Scan the material and copy every line in which "Similiter" appears.
--- Begin INFORMATION PROVIDED ---
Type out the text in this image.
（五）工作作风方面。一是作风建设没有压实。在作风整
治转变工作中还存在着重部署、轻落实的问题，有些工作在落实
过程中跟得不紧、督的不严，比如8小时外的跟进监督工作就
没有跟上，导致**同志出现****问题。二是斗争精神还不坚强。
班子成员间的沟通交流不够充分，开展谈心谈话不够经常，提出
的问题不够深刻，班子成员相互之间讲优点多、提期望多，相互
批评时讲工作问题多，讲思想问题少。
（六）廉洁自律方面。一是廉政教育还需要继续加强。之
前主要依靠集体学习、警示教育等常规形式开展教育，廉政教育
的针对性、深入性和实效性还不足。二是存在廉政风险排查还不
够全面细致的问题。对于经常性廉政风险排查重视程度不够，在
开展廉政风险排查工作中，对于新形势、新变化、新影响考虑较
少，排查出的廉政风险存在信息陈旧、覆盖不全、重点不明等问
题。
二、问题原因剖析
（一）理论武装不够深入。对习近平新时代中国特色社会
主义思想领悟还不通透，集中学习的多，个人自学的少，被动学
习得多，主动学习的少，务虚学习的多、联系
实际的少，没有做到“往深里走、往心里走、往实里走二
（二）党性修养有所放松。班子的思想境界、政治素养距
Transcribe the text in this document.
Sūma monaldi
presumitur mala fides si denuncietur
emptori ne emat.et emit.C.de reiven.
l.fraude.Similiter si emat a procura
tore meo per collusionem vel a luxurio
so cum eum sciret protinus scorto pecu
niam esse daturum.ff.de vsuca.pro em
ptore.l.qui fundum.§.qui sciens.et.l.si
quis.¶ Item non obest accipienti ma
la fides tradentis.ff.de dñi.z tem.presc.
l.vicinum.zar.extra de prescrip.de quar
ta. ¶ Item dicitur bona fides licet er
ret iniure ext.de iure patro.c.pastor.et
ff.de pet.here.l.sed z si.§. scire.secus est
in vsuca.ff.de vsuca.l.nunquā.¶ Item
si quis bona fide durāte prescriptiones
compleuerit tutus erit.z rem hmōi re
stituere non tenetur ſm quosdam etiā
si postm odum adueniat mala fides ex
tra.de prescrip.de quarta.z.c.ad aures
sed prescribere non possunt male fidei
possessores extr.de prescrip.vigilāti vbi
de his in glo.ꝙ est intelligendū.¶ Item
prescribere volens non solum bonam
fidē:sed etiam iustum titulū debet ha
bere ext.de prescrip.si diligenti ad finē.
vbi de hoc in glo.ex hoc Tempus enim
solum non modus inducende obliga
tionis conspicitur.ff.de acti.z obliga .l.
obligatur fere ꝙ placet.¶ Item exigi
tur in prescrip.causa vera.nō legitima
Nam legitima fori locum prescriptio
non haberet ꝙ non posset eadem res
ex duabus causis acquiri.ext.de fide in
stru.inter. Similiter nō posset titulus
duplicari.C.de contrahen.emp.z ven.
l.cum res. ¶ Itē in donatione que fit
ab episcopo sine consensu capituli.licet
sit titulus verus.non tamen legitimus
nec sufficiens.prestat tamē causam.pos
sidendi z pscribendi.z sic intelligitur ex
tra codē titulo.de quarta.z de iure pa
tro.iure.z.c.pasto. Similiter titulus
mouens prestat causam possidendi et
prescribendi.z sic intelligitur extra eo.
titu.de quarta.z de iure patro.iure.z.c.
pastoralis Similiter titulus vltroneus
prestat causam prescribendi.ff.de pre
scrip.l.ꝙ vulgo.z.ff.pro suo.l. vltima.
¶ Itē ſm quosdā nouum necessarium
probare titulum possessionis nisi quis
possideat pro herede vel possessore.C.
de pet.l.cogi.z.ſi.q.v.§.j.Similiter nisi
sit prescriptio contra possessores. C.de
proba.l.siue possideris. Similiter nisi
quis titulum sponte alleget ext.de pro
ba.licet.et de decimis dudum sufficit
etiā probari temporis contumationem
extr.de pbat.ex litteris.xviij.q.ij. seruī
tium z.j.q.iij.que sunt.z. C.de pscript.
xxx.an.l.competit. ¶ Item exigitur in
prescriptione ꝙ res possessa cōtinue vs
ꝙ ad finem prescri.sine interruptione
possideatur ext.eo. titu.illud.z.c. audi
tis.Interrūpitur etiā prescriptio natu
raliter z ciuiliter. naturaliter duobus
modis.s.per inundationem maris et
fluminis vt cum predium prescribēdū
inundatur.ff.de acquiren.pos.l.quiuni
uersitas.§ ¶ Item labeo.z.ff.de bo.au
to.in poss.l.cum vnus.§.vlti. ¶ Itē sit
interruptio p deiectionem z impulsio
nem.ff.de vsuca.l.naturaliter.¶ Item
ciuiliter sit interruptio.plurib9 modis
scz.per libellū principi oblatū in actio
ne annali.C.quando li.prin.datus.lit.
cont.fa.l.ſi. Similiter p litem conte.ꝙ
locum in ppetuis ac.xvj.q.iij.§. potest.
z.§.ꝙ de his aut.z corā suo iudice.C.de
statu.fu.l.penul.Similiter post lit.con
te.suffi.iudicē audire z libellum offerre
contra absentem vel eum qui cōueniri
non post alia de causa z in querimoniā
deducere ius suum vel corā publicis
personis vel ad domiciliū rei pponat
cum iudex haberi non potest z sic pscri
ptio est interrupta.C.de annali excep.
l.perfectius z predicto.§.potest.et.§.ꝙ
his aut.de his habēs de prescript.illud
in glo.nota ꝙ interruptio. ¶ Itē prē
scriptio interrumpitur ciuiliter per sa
--- End INFORMATION PROVIDED ---
◆ EXPECTED ANSWER ◆
l.fraude.Similiter si emat a procura
stru.inter. Similiter nō posset titulus
tro.iure.z.c.pasto. Similiter titulus
pastoralis Similiter titulus vltroneus
de pet.l.cogi.z.ſi.q.v.§.j.Similiter nisi
proba.l.siue possideris. Similiter nisi
cont.fa.l.ſi. Similiter p litem conte.ꝙ
statu.fu.l.penul.Similiter post lit.con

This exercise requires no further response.